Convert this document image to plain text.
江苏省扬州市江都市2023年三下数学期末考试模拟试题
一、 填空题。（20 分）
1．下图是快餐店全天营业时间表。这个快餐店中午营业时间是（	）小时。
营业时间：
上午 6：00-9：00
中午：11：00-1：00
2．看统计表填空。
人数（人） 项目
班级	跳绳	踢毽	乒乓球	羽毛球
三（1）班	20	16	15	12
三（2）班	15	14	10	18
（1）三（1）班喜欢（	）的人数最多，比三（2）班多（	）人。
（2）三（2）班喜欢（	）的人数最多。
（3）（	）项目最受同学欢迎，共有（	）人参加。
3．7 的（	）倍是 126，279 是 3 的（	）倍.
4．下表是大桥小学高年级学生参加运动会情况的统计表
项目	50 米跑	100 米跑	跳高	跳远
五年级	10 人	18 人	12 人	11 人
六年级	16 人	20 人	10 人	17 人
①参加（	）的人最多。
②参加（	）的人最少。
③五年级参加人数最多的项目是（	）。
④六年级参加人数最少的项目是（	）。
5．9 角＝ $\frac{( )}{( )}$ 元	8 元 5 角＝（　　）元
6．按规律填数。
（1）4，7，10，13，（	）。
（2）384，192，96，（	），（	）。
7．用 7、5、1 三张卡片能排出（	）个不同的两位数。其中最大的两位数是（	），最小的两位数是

++++++++++++++++++++

=== Job ===
Write out each line of the data above again, exactly as given.

=== Response to the task ===
Convert this document image to plain text.
江苏省扬州市江都市2023年三下数学期末考试模拟试题
一、 填空题。（20 分）
1．下图是快餐店全天营业时间表。这个快餐店中午营业时间是（	）小时。
营业时间：
上午 6：00-9：00
中午：11：00-1：00
2．看统计表填空。
人数（人） 项目
班级	跳绳	踢毽	乒乓球	羽毛球
三（1）班	20	16	15	12
三（2）班	15	14	10	18
（1）三（1）班喜欢（	）的人数最多，比三（2）班多（	）人。
（2）三（2）班喜欢（	）的人数最多。
（3）（	）项目最受同学欢迎，共有（	）人参加。
3．7 的（	）倍是 126，279 是 3 的（	）倍.
4．下表是大桥小学高年级学生参加运动会情况的统计表
项目	50 米跑	100 米跑	跳高	跳远
五年级	10 人	18 人	12 人	11 人
六年级	16 人	20 人	10 人	17 人
①参加（	）的人最多。
②参加（	）的人最少。
③五年级参加人数最多的项目是（	）。
④六年级参加人数最少的项目是（	）。
5．9 角＝ $\frac{( )}{( )}$ 元	8 元 5 角＝（　　）元
6．按规律填数。
（1）4，7，10，13，（	）。
（2）384，192，96，（	），（	）。
7．用 7、5、1 三张卡片能排出（	）个不同的两位数。其中最大的两位数是（	），最小的两位数是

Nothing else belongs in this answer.